* _Given request_
Repeat each record exactly as written, and drop any images.
--- BEGIN Information given ---
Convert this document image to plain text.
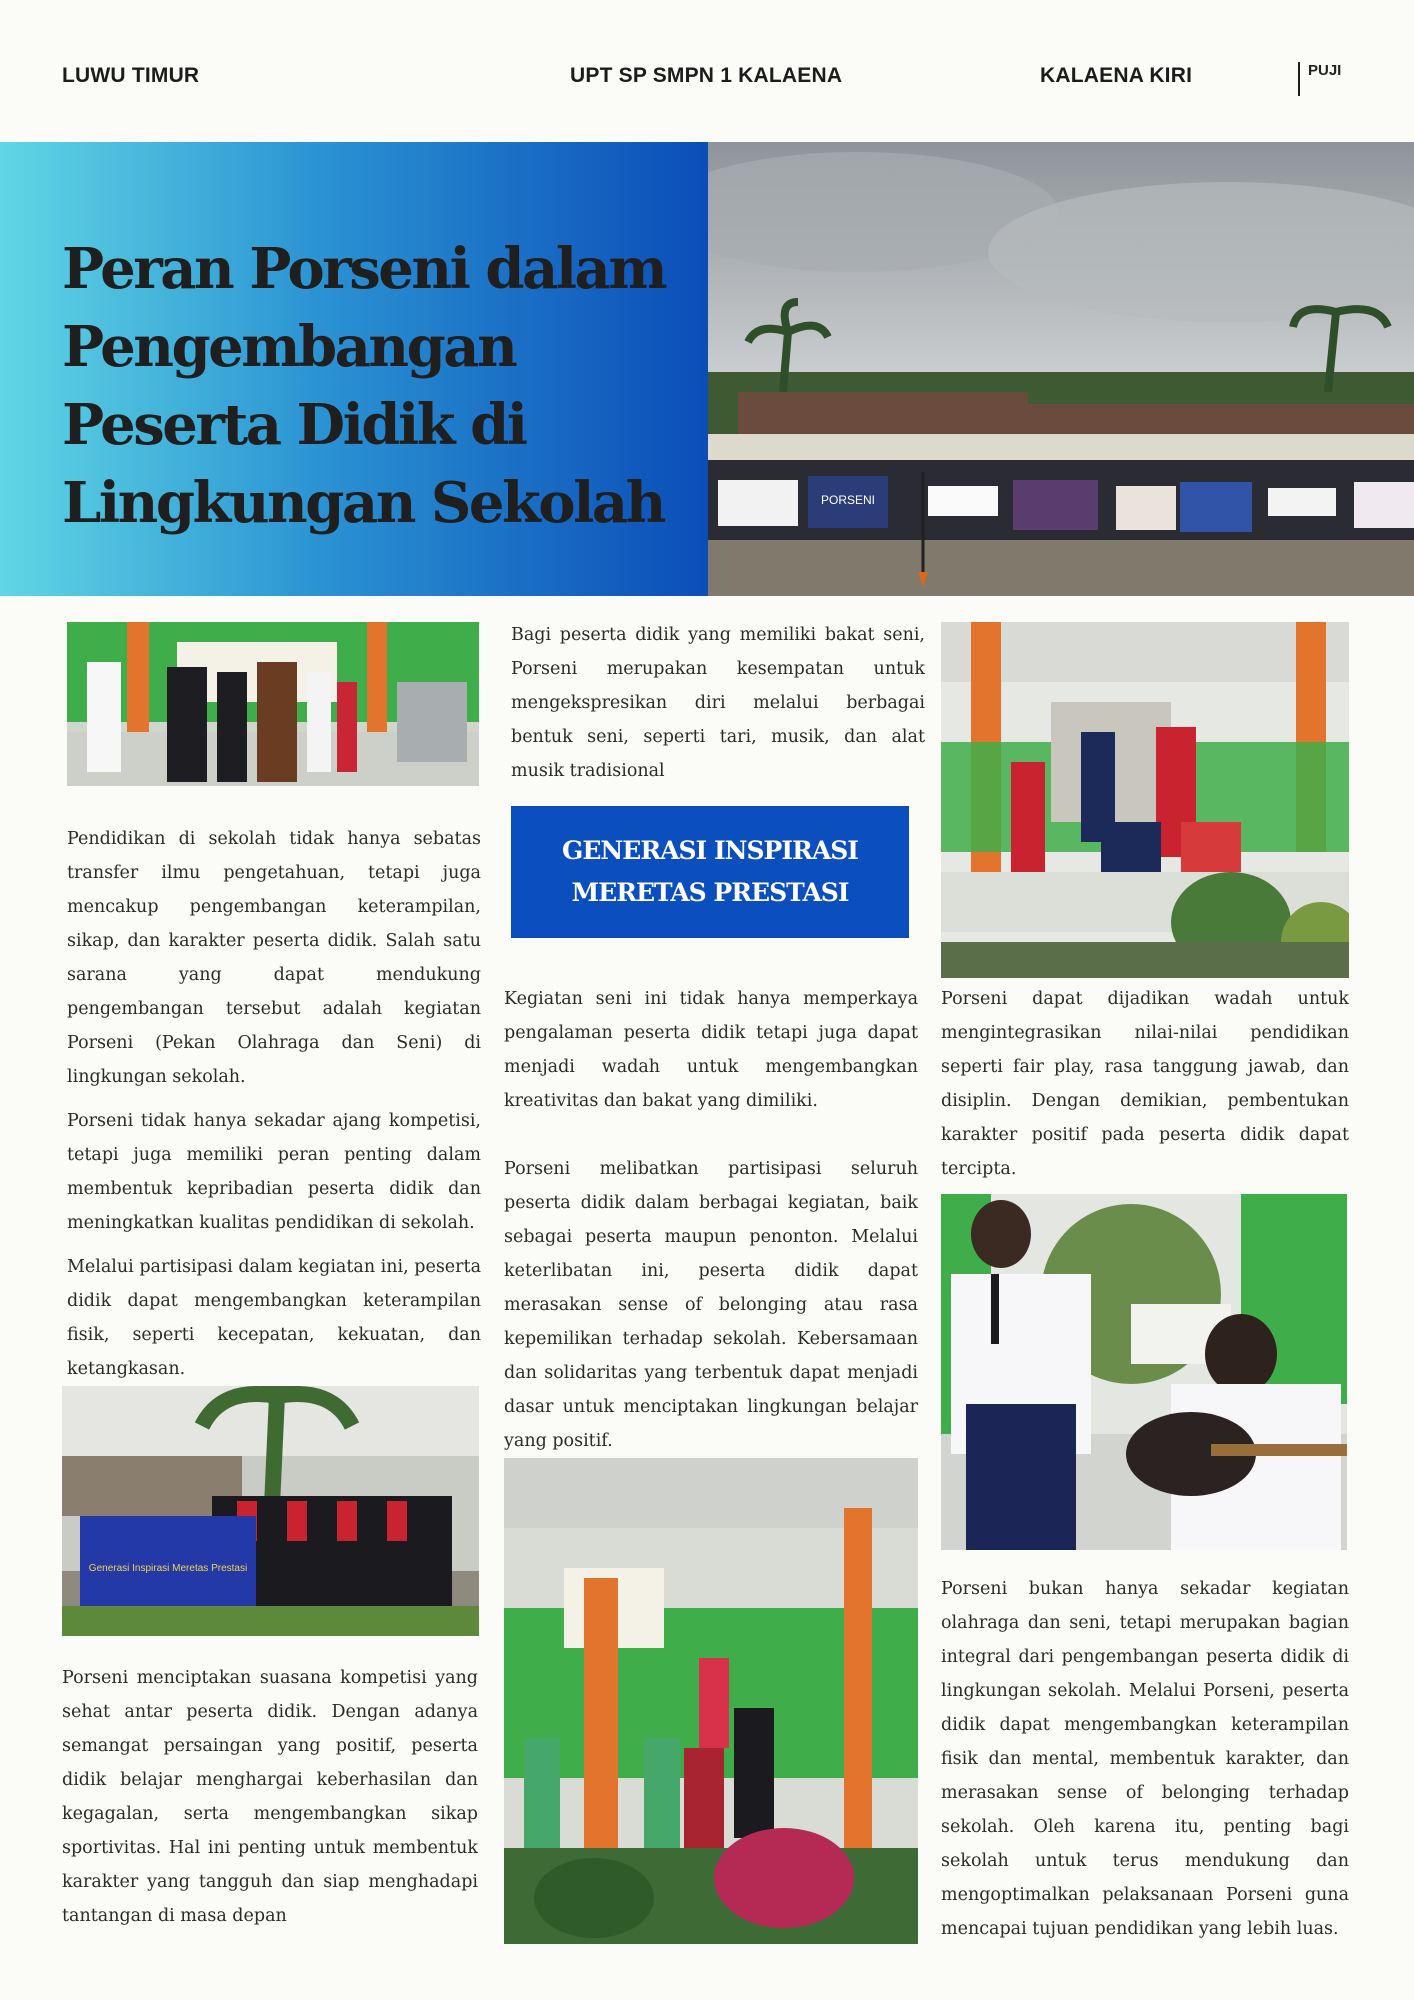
LUWU TIMUR	UPT SP SMPN 1 KALAENA	KALAENA KIRI	PUJI
Peran Porseni dalam Pengembangan Peserta Didik di Lingkungan Sekolah	PORSENI

Pendidikan di sekolah tidak hanya sebatas transfer ilmu pengetahuan, tetapi juga mencakup pengembangan keterampilan, sikap, dan karakter peserta didik. Salah satu sarana yang dapat mendukung pengembangan tersebut adalah kegiatan Porseni (Pekan Olahraga dan Seni) di lingkungan sekolah.

Porseni tidak hanya sekadar ajang kompetisi, tetapi juga memiliki peran penting dalam membentuk kepribadian peserta didik dan meningkatkan kualitas pendidikan di sekolah.

Melalui partisipasi dalam kegiatan ini, peserta didik dapat mengembangkan keterampilan fisik, seperti kecepatan, kekuatan, dan ketangkasan.

Generasi Inspirasi Meretas Prestasi

Porseni menciptakan suasana kompetisi yang sehat antar peserta didik. Dengan adanya semangat persaingan yang positif, peserta didik belajar menghargai keberhasilan dan kegagalan, serta mengembangkan sikap sportivitas. Hal ini penting untuk membentuk karakter yang tangguh dan siap menghadapi tantangan di masa depan

Bagi peserta didik yang memiliki bakat seni, Porseni merupakan kesempatan untuk mengekspresikan diri melalui berbagai bentuk seni, seperti tari, musik, dan alat musik tradisional

GENERASI INSPIRASI MERETAS PRESTASI

Kegiatan seni ini tidak hanya memperkaya pengalaman peserta didik tetapi juga dapat menjadi wadah untuk mengembangkan kreativitas dan bakat yang dimiliki.

Porseni melibatkan partisipasi seluruh peserta didik dalam berbagai kegiatan, baik sebagai peserta maupun penonton. Melalui keterlibatan ini, peserta didik dapat merasakan sense of belonging atau rasa kepemilikan terhadap sekolah. Kebersamaan dan solidaritas yang terbentuk dapat menjadi dasar untuk menciptakan lingkungan belajar yang positif.

Porseni dapat dijadikan wadah untuk mengintegrasikan nilai-nilai pendidikan seperti fair play, rasa tanggung jawab, dan disiplin. Dengan demikian, pembentukan karakter positif pada peserta didik dapat tercipta.

Porseni bukan hanya sekadar kegiatan olahraga dan seni, tetapi merupakan bagian integral dari pengembangan peserta didik di lingkungan sekolah. Melalui Porseni, peserta didik dapat mengembangkan keterampilan fisik dan mental, membentuk karakter, dan merasakan sense of belonging terhadap sekolah. Oleh karena itu, penting bagi sekolah untuk terus mendukung dan mengoptimalkan pelaksanaan Porseni guna mencapai tujuan pendidikan yang lebih luas.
--- END Information given ---
* _Written response_
Convert this document image to plain text.
LUWU TIMUR	UPT SP SMPN 1 KALAENA	KALAENA KIRI	PUJI
Peran Porseni dalam Pengembangan Peserta Didik di Lingkungan Sekolah	PORSENI

Pendidikan di sekolah tidak hanya sebatas transfer ilmu pengetahuan, tetapi juga mencakup pengembangan keterampilan, sikap, dan karakter peserta didik. Salah satu sarana yang dapat mendukung pengembangan tersebut adalah kegiatan Porseni (Pekan Olahraga dan Seni) di lingkungan sekolah.

Porseni tidak hanya sekadar ajang kompetisi, tetapi juga memiliki peran penting dalam membentuk kepribadian peserta didik dan meningkatkan kualitas pendidikan di sekolah.

Melalui partisipasi dalam kegiatan ini, peserta didik dapat mengembangkan keterampilan fisik, seperti kecepatan, kekuatan, dan ketangkasan.

Generasi Inspirasi Meretas Prestasi

Porseni menciptakan suasana kompetisi yang sehat antar peserta didik. Dengan adanya semangat persaingan yang positif, peserta didik belajar menghargai keberhasilan dan kegagalan, serta mengembangkan sikap sportivitas. Hal ini penting untuk membentuk karakter yang tangguh dan siap menghadapi tantangan di masa depan

Bagi peserta didik yang memiliki bakat seni, Porseni merupakan kesempatan untuk mengekspresikan diri melalui berbagai bentuk seni, seperti tari, musik, dan alat musik tradisional

GENERASI INSPIRASI MERETAS PRESTASI

Kegiatan seni ini tidak hanya memperkaya pengalaman peserta didik tetapi juga dapat menjadi wadah untuk mengembangkan kreativitas dan bakat yang dimiliki.

Porseni melibatkan partisipasi seluruh peserta didik dalam berbagai kegiatan, baik sebagai peserta maupun penonton. Melalui keterlibatan ini, peserta didik dapat merasakan sense of belonging atau rasa kepemilikan terhadap sekolah. Kebersamaan dan solidaritas yang terbentuk dapat menjadi dasar untuk menciptakan lingkungan belajar yang positif.

Porseni dapat dijadikan wadah untuk mengintegrasikan nilai-nilai pendidikan seperti fair play, rasa tanggung jawab, dan disiplin. Dengan demikian, pembentukan karakter positif pada peserta didik dapat tercipta.

Porseni bukan hanya sekadar kegiatan olahraga dan seni, tetapi merupakan bagian integral dari pengembangan peserta didik di lingkungan sekolah. Melalui Porseni, peserta didik dapat mengembangkan keterampilan fisik dan mental, membentuk karakter, dan merasakan sense of belonging terhadap sekolah. Oleh karena itu, penting bagi sekolah untuk terus mendukung dan mengoptimalkan pelaksanaan Porseni guna mencapai tujuan pendidikan yang lebih luas.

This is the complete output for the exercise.